REQUIRED TASK: Give the entries back exactly, dropping each image.

INFORMATION PROVIDED:
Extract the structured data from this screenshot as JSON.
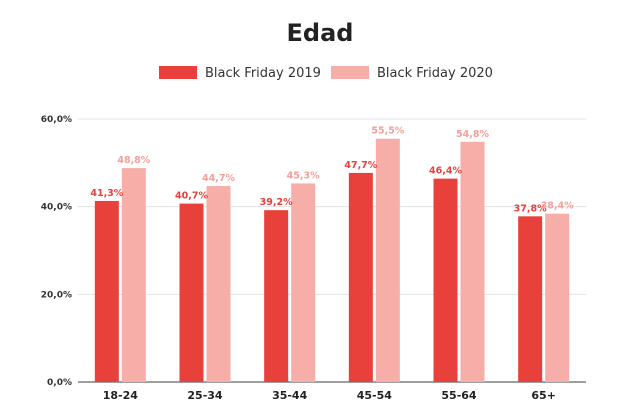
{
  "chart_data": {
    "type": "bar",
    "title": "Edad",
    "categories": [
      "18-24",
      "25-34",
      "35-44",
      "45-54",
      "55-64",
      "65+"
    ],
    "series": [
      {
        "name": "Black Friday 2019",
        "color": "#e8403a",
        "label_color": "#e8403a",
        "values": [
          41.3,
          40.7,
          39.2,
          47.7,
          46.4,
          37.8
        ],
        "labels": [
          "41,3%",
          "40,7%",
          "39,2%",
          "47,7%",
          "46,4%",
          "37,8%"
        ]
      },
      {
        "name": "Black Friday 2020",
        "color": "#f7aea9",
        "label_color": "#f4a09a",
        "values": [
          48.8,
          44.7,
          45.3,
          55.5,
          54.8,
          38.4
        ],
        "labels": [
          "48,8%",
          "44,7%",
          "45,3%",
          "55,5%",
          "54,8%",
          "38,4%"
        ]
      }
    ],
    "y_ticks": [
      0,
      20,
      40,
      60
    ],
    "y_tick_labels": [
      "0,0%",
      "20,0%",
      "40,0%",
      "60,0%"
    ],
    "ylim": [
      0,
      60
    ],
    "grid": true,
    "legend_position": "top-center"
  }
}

REPLY:
Extract the structured data from this screenshot as JSON.
{
  "chart_data": {
    "type": "bar",
    "title": "Edad",
    "categories": [
      "18-24",
      "25-34",
      "35-44",
      "45-54",
      "55-64",
      "65+"
    ],
    "series": [
      {
        "name": "Black Friday 2019",
        "color": "#e8403a",
        "label_color": "#e8403a",
        "values": [
          41.3,
          40.7,
          39.2,
          47.7,
          46.4,
          37.8
        ],
        "labels": [
          "41,3%",
          "40,7%",
          "39,2%",
          "47,7%",
          "46,4%",
          "37,8%"
        ]
      },
      {
        "name": "Black Friday 2020",
        "color": "#f7aea9",
        "label_color": "#f4a09a",
        "values": [
          48.8,
          44.7,
          45.3,
          55.5,
          54.8,
          38.4
        ],
        "labels": [
          "48,8%",
          "44,7%",
          "45,3%",
          "55,5%",
          "54,8%",
          "38,4%"
        ]
      }
    ],
    "y_ticks": [
      0,
      20,
      40,
      60
    ],
    "y_tick_labels": [
      "0,0%",
      "20,0%",
      "40,0%",
      "60,0%"
    ],
    "ylim": [
      0,
      60
    ],
    "grid": true,
    "legend_position": "top-center"
  }
}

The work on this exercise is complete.